(Figure content listings)

^^^^

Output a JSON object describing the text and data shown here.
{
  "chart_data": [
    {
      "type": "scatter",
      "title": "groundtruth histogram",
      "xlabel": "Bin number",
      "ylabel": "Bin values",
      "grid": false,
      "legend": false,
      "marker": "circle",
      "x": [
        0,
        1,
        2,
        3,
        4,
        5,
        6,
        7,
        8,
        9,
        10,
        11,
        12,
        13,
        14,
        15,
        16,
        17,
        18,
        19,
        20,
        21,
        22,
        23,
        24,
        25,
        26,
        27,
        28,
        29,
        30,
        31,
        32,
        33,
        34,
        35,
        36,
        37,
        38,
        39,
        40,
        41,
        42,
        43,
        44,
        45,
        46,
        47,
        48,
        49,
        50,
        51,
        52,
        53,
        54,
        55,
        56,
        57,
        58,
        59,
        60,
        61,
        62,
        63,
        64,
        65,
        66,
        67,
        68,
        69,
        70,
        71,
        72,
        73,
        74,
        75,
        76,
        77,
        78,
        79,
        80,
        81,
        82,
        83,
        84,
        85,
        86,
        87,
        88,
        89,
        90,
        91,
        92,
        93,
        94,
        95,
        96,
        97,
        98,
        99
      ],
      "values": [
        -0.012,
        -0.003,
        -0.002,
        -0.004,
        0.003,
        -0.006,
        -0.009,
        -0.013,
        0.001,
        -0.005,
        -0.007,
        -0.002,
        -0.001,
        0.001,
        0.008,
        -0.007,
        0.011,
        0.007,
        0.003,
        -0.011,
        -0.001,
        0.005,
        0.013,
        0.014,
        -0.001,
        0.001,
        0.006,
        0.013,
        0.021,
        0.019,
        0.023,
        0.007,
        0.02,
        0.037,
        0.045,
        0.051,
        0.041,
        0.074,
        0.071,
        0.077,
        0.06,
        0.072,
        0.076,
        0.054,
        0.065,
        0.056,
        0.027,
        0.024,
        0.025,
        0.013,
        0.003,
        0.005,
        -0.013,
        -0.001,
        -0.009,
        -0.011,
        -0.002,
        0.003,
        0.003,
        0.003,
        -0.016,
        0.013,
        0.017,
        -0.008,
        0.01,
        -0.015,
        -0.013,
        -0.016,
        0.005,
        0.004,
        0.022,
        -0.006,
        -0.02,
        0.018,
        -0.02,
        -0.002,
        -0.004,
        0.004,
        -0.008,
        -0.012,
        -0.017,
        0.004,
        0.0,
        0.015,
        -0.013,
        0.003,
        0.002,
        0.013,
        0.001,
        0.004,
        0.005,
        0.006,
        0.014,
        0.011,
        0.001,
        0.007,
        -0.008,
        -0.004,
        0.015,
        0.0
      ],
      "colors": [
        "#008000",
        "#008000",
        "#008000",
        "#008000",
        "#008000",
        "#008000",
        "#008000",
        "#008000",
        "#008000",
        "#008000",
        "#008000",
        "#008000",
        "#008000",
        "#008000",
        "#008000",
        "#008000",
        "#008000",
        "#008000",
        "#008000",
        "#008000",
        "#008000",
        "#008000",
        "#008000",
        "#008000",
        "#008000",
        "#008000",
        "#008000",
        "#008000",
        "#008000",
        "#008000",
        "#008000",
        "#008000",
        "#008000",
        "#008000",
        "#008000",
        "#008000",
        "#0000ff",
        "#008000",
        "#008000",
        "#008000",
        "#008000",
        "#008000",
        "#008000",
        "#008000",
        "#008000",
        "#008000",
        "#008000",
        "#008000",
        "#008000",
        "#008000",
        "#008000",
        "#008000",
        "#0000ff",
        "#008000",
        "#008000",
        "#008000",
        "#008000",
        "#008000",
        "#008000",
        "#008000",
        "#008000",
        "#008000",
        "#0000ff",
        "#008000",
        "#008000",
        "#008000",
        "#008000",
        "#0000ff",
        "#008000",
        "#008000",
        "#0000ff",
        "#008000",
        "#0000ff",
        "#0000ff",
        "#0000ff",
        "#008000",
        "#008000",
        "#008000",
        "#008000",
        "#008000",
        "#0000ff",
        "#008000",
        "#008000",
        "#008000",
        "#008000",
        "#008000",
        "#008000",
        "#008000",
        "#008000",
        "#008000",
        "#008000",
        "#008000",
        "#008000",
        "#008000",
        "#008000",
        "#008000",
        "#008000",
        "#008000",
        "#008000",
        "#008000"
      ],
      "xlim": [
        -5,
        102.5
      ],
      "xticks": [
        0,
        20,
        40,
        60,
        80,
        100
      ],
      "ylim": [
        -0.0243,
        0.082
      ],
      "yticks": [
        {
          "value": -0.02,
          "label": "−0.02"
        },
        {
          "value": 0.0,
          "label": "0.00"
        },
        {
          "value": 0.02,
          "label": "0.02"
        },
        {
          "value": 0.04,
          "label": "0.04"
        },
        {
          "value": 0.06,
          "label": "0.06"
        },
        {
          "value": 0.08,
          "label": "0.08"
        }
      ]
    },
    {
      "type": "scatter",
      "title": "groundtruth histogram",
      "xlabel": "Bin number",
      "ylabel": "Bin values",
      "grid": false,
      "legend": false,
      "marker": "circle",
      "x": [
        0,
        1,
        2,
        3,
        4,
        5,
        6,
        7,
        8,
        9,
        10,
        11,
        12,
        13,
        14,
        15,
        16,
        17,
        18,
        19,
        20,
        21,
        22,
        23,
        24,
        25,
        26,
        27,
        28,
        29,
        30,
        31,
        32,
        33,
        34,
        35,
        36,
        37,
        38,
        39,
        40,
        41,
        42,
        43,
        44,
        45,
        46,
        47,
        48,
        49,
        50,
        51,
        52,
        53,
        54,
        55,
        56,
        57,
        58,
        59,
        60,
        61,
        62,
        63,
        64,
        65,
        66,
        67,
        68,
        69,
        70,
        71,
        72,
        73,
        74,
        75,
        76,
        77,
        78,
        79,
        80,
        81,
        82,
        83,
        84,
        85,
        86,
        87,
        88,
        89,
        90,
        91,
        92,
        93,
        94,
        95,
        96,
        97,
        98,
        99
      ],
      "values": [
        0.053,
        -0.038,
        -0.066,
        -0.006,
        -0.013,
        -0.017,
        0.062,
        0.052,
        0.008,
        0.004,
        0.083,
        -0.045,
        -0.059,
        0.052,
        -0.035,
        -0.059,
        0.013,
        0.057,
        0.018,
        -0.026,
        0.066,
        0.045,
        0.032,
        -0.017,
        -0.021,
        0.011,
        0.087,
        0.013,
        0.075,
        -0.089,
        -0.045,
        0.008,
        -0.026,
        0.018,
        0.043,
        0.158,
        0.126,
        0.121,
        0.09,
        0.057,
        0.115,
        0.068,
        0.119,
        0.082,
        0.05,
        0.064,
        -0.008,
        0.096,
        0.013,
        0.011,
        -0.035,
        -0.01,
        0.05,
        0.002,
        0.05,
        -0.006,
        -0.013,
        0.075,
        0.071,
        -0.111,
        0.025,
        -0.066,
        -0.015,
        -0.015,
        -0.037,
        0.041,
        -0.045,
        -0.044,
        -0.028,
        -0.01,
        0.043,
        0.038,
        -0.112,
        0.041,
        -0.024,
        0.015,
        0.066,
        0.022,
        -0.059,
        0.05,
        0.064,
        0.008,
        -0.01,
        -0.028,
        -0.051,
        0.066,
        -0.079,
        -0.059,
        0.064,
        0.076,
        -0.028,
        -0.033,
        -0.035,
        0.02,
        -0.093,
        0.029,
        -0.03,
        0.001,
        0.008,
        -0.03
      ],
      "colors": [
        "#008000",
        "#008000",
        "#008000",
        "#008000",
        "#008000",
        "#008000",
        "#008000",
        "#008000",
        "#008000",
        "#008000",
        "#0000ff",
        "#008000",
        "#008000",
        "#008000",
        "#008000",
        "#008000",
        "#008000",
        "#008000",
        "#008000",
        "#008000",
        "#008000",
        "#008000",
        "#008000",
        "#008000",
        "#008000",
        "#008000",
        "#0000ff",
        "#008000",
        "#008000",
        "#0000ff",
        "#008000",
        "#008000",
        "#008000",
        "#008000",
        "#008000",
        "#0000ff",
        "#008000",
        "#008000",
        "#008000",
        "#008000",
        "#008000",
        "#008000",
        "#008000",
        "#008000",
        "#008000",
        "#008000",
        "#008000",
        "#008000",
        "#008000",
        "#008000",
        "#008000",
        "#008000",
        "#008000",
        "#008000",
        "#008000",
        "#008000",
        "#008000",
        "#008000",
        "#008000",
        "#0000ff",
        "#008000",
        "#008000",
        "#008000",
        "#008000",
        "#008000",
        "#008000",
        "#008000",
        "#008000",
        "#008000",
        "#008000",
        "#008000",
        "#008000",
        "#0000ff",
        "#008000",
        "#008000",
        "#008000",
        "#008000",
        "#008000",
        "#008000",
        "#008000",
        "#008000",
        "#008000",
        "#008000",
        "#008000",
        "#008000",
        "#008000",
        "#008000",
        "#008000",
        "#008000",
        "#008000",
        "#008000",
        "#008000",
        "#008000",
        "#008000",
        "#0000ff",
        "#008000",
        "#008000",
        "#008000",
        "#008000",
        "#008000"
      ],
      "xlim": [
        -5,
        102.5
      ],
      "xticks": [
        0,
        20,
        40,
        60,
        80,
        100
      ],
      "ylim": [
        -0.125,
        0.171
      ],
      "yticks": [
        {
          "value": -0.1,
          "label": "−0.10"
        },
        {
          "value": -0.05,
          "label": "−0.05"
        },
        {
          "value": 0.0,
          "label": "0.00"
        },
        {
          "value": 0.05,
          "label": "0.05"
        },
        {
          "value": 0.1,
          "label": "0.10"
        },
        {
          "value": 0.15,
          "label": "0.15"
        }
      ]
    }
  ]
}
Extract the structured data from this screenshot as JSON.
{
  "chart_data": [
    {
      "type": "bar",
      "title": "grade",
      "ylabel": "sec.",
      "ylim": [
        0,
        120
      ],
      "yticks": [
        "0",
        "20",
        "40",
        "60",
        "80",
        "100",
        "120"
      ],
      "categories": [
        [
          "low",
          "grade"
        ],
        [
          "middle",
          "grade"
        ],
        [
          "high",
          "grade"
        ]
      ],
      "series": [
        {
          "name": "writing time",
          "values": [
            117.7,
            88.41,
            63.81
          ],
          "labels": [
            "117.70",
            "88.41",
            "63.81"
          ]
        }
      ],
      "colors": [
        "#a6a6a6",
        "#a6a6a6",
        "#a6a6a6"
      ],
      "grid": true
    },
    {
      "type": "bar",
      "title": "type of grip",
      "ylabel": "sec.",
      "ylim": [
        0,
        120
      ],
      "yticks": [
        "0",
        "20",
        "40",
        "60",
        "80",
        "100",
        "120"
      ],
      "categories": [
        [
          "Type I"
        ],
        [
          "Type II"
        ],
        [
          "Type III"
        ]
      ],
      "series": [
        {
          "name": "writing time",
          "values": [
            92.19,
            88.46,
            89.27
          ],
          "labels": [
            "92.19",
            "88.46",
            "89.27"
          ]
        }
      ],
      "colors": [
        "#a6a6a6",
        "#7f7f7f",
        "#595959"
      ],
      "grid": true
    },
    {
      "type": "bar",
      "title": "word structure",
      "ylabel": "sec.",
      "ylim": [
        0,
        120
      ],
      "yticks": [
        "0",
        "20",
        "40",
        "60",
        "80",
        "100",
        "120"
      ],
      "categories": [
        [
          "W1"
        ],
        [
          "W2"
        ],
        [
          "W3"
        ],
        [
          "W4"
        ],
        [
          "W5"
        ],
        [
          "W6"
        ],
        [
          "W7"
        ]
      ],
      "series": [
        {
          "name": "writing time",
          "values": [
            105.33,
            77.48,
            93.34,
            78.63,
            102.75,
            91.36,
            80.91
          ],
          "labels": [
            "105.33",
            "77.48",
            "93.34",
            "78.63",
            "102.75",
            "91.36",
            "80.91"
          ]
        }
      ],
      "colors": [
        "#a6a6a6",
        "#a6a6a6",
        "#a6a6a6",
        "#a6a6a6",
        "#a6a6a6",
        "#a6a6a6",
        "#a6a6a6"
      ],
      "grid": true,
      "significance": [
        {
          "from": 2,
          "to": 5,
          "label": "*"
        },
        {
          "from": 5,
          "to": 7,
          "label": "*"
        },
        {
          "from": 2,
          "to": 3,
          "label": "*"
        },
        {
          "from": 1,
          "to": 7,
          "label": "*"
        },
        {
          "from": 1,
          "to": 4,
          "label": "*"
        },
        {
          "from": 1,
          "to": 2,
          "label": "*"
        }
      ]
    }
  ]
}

^^^^

» Stated goal
Select and copy every line of the material that holds the string "title".

» Answer to this problem
      "title": "groundtruth histogram",
      "title": "groundtruth histogram",
      "title": "grade",
      "title": "type of grip",
      "title": "word structure",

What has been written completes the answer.